Re: [PR] HBASE-29823 Control WAL flush and offset persistence from ReplicationSourceShipper [hbase]

via GitHub Mon, 30 Mar 2026 14:47:38 -0700


Copilot commented on code in PR #7617:
URL: https://github.com/apache/hbase/pull/7617#discussion_r3012357137



##########
hbase-server/src/main/java/org/apache/hadoop/hbase/replication/regionserver/ReplicationSourceShipper.java:
##########
@@ -229,6 +297,41 @@ private void shipEdits(WALEntryBatch entryBatch) {
     }
   }
 
+  private boolean shouldPersistLogPosition() {
+    if (accumulatedSizeSinceLastUpdate == 0 || lastShippedBatch == null) {
+      return false;
+    }
+
+    // Default behaviour to update offset immediately after replicate()
+    if (offsetUpdateSizeThresholdBytes == -1 && offsetUpdateIntervalMs == 
Long.MAX_VALUE) {
+      return true;
+    }
+
+    return (accumulatedSizeSinceLastUpdate >= offsetUpdateSizeThresholdBytes)
+      || (EnvironmentEdgeManager.currentTime() - lastOffsetUpdateTime >= 
offsetUpdateIntervalMs);

Review Comment:
   `shouldPersistLogPosition` treats `offsetUpdateSizeThresholdBytes == -1` as 
a real threshold, so `accumulatedSizeSinceLastUpdate >= -1` will be true 
whenever any data has been shipped. This makes it impossible to enable 
*time-based only* persistence by setting just 
`hbase.replication.shipper.offset.update.interval.ms` (you will still persist 
immediately after every batch). Consider treating negative/zero thresholds as 
"disabled" for size-based persistence and only applying the size comparison 
when the configured threshold is > 0.
   ```suggestion
       // Treat non-positive size thresholds as "disabled" for size-based 
persistence.

## Task requirements
1 – According to the HBase code review, what should be done with negative or zero size thresholds?
2 – Resume the HBase code review right after its last line.

## Material supplied
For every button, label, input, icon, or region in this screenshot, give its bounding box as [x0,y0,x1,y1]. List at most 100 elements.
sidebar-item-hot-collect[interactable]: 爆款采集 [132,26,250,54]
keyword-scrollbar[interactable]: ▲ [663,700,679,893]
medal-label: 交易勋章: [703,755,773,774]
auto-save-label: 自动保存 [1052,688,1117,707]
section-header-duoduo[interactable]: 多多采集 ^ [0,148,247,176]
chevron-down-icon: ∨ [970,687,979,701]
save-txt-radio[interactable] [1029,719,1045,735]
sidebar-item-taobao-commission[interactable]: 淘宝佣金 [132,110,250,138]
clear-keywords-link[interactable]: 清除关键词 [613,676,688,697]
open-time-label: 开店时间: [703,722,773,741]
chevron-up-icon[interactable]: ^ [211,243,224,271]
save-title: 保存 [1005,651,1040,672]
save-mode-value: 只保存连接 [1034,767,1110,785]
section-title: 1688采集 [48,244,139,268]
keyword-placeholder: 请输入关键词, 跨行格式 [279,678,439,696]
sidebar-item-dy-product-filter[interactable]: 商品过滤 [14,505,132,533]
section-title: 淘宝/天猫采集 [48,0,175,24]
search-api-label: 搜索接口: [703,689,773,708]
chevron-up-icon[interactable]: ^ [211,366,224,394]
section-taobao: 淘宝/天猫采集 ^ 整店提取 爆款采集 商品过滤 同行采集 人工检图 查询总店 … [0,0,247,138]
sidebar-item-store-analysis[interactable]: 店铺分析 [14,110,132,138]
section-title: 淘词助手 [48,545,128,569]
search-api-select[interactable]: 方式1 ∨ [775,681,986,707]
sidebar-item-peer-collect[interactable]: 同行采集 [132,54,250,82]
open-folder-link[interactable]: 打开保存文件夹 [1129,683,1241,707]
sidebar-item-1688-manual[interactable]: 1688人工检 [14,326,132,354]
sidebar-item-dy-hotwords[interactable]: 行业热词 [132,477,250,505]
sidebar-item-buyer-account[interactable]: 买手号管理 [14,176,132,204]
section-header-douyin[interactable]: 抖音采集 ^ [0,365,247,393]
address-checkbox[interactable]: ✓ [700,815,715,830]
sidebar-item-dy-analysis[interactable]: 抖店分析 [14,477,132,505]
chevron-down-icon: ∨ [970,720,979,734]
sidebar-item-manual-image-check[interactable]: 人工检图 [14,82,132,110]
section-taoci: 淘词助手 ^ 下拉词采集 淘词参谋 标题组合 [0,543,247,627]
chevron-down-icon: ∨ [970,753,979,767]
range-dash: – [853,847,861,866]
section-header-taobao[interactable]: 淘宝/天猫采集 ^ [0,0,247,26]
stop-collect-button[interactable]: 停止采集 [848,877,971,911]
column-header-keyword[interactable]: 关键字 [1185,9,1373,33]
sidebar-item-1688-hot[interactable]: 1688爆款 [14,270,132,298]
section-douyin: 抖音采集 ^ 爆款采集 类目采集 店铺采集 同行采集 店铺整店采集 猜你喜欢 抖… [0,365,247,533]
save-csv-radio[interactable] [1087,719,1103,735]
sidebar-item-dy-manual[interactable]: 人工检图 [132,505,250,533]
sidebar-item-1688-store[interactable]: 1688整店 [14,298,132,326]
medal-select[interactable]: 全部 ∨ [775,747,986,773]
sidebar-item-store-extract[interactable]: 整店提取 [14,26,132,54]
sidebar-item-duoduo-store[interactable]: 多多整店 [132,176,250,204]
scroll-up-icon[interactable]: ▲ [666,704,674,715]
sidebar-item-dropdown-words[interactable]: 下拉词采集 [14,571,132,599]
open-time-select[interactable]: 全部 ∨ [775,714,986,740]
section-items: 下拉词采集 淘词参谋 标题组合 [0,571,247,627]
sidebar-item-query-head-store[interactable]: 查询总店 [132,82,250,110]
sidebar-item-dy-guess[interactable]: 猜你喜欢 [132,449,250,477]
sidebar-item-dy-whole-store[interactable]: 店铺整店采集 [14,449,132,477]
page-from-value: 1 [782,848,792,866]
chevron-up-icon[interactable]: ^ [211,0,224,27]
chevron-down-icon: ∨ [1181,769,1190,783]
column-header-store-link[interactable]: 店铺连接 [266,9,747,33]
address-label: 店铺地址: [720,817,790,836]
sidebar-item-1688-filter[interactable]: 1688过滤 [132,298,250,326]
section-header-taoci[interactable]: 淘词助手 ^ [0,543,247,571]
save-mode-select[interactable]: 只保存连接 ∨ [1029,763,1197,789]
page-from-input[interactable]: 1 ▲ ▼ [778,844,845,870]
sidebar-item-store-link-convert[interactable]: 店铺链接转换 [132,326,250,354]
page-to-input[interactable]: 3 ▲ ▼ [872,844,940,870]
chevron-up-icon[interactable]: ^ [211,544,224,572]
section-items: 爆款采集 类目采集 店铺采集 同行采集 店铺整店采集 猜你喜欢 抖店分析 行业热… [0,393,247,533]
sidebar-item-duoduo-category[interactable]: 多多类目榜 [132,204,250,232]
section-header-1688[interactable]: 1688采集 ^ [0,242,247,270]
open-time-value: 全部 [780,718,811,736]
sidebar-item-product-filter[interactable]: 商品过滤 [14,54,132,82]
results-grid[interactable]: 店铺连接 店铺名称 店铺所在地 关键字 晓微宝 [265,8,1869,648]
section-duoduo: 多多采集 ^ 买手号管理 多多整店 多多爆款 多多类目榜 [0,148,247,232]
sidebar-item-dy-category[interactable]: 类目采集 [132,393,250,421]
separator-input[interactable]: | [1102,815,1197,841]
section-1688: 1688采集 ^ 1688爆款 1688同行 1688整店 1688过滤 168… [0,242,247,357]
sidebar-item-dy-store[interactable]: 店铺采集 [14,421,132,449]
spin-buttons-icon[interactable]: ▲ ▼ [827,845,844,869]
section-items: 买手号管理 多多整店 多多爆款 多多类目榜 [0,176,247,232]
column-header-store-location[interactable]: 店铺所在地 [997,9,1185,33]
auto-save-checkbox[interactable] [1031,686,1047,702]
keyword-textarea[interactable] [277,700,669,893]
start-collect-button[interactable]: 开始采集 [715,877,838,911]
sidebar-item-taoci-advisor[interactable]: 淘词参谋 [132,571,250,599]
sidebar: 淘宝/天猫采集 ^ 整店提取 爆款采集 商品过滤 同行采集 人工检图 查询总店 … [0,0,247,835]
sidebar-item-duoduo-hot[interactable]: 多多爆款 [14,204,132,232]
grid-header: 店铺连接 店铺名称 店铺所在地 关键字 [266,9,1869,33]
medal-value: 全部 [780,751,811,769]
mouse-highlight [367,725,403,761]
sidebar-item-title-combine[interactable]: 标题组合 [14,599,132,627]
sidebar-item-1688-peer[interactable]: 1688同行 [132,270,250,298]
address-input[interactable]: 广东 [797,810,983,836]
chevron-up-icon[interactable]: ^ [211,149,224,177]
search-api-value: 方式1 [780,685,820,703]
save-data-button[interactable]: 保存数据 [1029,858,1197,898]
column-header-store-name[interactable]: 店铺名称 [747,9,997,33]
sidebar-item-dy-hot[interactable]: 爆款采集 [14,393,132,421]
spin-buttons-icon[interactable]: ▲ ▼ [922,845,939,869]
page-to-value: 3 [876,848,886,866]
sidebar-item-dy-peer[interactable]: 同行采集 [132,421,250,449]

## Your written answers
1 – They should be treated as "disabled" for size-based persistence, with the size comparison applied only when the configured threshold is greater than 0.

2 –
       boolean sizeThresholdReached = offsetUpdateSizeThresholdBytes > 0
         && accumulatedSizeSinceLastUpdate >= offsetUpdateSizeThresholdBytes;
       boolean timeThresholdReached =
         EnvironmentEdgeManager.currentTime() - lastOffsetUpdateTime >= 
offsetUpdateIntervalMs;
   
       return sizeThresholdReached || timeThresholdReached;
   ```



##########
hbase-server/src/main/java/org/apache/hadoop/hbase/replication/regionserver/ReplicationSourceShipper.java:
##########
@@ -118,11 +154,24 @@ public final void run() {
         } else {
           shipEdits(entryBatch);
         }

Review Comment:
   With deferred offset persistence enabled (size/interval thresholds), 
receiving `WALEntryBatch.NO_MORE_DATA` can transition the worker to `FINISHED` 
without ever calling `persistLogPosition()` for the last shipped batch. This 
can drop the final offset update and any deferred HFile-ref cleanup, causing 
re-replication/recovery work. Consider persisting (if 
`accumulatedSizeSinceLastUpdate > 0`) before calling `noMoreData()` / before 
setting state to `FINISHED`.



##########
hbase-server/src/main/java/org/apache/hadoop/hbase/replication/regionserver/ReplicationSourceShipper.java:
##########
@@ -190,13 +252,13 @@ private void shipEdits(WALEntryBatch entryBatch) {
         } else {
           sleepMultiplier = Math.max(sleepMultiplier - 1, 0);
         }
-        // Clean up hfile references
-        for (Entry entry : entries) {
-          cleanUpHFileRefs(entry.getEdit());
-          LOG.trace("shipped entry {}: ", entry);
+
+        accumulatedSizeSinceLastUpdate += currentSize;
+        entriesForCleanUpHFileRefs.addAll(entries);

Review Comment:
   `entriesForCleanUpHFileRefs.addAll(entries)` retains full `WAL.Entry` 
objects across batches until the next offset persist. With large 
thresholds/intervals this can hold a large amount of WAL data in memory 
(including edits/cells) even though cleanup only needs bulk-load-related 
metadata. Consider recording only the minimal information needed for cleanup 
(e.g., extracted bulk-load store file refs) or only retaining entries that 
actually contain `WALEdit.BULK_LOAD` cells.
   ```suggestion
           // Only retain WAL entries that contain bulk load cells for later 
HFile ref cleanup
           for (Entry entry : entries) {
             WALEdit edit = entry.getEdit();
             if (edit == null) {
               continue;
             }
             for (Cell cell : edit.getCells()) {
               if (CellUtil.matchFamily(cell, WALEdit.BULK_LOAD)) {
                 entriesForCleanUpHFileRefs.add(entry);
                 break;
               }
             }
           }
   ```



##########
hbase-server/src/main/java/org/apache/hadoop/hbase/replication/ReplicationEndpoint.java:
##########
@@ -283,4 +283,11 @@ public int getTimeout() {
    * @throws IllegalStateException if this service's state isn't FAILED.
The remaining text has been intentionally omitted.